== EN QUÉ CONSISTE ==
Copia sin ningún cambio todo lo que va desde el comienzo de los datos hasta la línea que contiene "close-window-button[interactable] [12,14,24,26]", con ambos extremos incluidos.

== ENTRADAS ==
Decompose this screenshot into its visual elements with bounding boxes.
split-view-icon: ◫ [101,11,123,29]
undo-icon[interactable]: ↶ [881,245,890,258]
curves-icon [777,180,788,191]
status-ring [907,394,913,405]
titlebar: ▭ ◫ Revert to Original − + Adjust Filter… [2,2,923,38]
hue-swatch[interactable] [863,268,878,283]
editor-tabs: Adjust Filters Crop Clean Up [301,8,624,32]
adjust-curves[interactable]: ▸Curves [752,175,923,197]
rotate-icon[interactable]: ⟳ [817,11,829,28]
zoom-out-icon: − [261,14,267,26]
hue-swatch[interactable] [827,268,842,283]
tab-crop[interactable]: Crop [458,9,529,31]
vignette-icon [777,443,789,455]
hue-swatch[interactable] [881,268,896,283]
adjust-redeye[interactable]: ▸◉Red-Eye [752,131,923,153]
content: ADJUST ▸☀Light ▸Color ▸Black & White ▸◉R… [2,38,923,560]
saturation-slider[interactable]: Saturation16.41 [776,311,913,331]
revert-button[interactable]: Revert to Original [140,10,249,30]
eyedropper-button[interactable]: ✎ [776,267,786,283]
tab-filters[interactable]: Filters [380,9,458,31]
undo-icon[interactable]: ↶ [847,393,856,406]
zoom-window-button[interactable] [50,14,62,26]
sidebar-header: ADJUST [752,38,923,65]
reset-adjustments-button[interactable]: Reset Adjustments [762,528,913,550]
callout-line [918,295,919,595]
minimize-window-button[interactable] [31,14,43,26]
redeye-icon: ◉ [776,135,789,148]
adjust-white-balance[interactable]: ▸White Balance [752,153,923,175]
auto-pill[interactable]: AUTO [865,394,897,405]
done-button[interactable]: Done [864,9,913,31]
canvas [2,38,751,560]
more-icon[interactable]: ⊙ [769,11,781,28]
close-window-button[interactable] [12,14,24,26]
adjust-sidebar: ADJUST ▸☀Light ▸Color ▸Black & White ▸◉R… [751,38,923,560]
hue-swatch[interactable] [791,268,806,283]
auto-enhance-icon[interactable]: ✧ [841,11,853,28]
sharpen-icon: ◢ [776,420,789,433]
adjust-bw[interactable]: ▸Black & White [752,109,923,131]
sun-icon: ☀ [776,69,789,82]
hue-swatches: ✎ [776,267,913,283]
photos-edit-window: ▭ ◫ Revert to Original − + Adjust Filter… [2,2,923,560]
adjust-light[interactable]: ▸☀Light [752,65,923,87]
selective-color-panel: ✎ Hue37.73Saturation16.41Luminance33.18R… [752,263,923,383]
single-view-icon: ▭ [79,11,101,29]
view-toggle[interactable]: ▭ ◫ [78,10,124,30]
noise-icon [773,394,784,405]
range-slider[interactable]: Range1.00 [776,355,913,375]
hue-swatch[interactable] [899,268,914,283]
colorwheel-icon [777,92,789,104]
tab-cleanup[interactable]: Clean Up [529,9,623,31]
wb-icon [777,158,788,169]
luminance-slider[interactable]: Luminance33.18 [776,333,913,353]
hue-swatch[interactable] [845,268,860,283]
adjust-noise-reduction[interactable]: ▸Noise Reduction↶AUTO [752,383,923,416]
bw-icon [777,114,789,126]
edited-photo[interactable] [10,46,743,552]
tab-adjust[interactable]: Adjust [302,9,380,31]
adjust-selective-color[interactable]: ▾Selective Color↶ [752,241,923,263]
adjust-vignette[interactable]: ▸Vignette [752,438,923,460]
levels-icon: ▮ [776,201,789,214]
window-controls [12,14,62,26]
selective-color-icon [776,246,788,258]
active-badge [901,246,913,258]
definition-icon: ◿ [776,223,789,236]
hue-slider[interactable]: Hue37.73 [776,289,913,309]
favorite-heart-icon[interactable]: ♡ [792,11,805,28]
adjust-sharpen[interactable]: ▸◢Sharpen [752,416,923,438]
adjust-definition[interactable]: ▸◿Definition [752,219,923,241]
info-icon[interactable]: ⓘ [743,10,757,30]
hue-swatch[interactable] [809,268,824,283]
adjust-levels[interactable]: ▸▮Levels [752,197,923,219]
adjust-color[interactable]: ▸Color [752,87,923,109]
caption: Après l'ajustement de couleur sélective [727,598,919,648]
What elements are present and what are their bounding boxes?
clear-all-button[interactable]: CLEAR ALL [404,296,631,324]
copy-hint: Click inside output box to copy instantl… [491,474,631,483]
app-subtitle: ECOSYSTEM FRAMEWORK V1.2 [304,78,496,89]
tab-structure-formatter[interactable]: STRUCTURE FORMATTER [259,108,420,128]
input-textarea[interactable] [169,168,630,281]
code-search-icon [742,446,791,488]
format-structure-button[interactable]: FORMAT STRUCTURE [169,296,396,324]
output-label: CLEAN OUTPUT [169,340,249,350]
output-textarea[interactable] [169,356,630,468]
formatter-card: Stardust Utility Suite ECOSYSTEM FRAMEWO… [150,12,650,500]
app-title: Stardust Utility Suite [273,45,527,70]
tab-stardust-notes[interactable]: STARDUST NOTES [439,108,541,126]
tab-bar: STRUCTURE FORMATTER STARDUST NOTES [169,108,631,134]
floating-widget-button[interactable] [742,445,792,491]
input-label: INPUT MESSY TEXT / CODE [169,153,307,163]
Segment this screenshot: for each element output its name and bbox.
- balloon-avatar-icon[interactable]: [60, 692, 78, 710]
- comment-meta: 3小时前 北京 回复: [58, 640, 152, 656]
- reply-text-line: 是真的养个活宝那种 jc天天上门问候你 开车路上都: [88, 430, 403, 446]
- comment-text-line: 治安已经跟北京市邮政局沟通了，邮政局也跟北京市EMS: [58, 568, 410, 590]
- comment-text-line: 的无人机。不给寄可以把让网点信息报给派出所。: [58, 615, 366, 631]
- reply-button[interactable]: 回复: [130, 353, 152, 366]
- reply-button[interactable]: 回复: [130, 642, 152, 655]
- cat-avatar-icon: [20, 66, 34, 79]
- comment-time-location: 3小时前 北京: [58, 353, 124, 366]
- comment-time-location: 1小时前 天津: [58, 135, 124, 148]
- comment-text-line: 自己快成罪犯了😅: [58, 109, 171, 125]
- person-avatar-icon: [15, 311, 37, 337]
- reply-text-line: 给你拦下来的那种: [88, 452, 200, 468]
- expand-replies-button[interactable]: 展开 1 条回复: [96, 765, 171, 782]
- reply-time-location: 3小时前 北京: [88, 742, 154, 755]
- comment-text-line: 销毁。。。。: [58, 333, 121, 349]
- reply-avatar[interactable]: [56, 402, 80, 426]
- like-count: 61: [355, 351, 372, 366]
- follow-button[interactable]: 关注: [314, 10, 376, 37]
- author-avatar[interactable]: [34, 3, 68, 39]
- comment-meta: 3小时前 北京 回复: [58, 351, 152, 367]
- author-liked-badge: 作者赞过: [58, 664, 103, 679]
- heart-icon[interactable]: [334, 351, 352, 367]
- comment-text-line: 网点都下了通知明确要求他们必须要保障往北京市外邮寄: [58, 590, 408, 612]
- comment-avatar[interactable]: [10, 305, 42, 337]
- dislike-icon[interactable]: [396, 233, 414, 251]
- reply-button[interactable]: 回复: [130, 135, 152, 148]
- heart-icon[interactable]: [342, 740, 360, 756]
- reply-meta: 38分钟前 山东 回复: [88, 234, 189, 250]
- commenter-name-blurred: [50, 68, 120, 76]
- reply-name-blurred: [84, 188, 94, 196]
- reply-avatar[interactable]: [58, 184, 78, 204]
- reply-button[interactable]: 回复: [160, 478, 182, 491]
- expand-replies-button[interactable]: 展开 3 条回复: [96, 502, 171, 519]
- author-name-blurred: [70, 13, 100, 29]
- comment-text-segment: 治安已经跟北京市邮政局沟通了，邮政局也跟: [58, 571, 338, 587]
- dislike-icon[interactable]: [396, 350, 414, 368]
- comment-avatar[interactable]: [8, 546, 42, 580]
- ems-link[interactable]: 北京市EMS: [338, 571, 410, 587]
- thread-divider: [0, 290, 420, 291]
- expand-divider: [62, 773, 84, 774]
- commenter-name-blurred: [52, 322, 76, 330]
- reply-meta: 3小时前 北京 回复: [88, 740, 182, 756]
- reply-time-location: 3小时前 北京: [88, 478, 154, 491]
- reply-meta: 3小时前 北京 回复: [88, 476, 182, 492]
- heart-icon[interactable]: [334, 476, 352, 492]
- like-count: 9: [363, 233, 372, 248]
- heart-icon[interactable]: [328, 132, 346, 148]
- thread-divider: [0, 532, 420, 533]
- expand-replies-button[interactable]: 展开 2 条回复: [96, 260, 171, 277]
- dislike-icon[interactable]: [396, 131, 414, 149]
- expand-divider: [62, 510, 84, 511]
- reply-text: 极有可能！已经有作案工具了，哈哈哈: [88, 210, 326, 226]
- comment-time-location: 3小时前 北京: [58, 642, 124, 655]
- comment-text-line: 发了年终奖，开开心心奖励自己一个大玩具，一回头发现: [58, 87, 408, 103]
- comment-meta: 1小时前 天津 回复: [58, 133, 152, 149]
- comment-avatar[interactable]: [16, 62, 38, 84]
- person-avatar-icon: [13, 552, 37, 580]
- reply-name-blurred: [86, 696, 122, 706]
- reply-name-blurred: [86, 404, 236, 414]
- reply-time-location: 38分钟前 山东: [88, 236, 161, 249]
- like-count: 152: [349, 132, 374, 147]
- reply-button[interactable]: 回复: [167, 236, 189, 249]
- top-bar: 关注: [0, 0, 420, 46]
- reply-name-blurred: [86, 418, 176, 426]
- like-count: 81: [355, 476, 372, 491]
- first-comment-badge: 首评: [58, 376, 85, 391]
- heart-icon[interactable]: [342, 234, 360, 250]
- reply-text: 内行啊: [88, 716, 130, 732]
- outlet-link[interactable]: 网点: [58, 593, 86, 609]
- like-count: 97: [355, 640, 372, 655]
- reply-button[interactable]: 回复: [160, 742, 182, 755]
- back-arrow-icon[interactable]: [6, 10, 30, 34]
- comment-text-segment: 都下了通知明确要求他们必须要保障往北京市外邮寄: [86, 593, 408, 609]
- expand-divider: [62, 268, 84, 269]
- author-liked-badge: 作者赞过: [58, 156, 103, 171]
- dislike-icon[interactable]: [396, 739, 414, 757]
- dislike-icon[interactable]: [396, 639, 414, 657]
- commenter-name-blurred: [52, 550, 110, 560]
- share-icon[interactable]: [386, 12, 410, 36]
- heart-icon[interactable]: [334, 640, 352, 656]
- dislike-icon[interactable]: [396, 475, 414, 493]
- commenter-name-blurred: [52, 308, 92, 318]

== SOLUCIÓN ESCRITA ==
Decompose this screenshot into its visual elements with bounding boxes.
split-view-icon: ◫ [101,11,123,29]
undo-icon[interactable]: ↶ [881,245,890,258]
curves-icon [777,180,788,191]
status-ring [907,394,913,405]
titlebar: ▭ ◫ Revert to Original − + Adjust Filter… [2,2,923,38]
hue-swatch[interactable] [863,268,878,283]
editor-tabs: Adjust Filters Crop Clean Up [301,8,624,32]
adjust-curves[interactable]: ▸Curves [752,175,923,197]
rotate-icon[interactable]: ⟳ [817,11,829,28]
zoom-out-icon: − [261,14,267,26]
hue-swatch[interactable] [827,268,842,283]
tab-crop[interactable]: Crop [458,9,529,31]
vignette-icon [777,443,789,455]
hue-swatch[interactable] [881,268,896,283]
adjust-redeye[interactable]: ▸◉Red-Eye [752,131,923,153]
content: ADJUST ▸☀Light ▸Color ▸Black & White ▸◉R… [2,38,923,560]
saturation-slider[interactable]: Saturation16.41 [776,311,913,331]
revert-button[interactable]: Revert to Original [140,10,249,30]
eyedropper-button[interactable]: ✎ [776,267,786,283]
tab-filters[interactable]: Filters [380,9,458,31]
undo-icon[interactable]: ↶ [847,393,856,406]
zoom-window-button[interactable] [50,14,62,26]
sidebar-header: ADJUST [752,38,923,65]
reset-adjustments-button[interactable]: Reset Adjustments [762,528,913,550]
callout-line [918,295,919,595]
minimize-window-button[interactable] [31,14,43,26]
redeye-icon: ◉ [776,135,789,148]
adjust-white-balance[interactable]: ▸White Balance [752,153,923,175]
auto-pill[interactable]: AUTO [865,394,897,405]
done-button[interactable]: Done [864,9,913,31]
canvas [2,38,751,560]
more-icon[interactable]: ⊙ [769,11,781,28]
close-window-button[interactable] [12,14,24,26]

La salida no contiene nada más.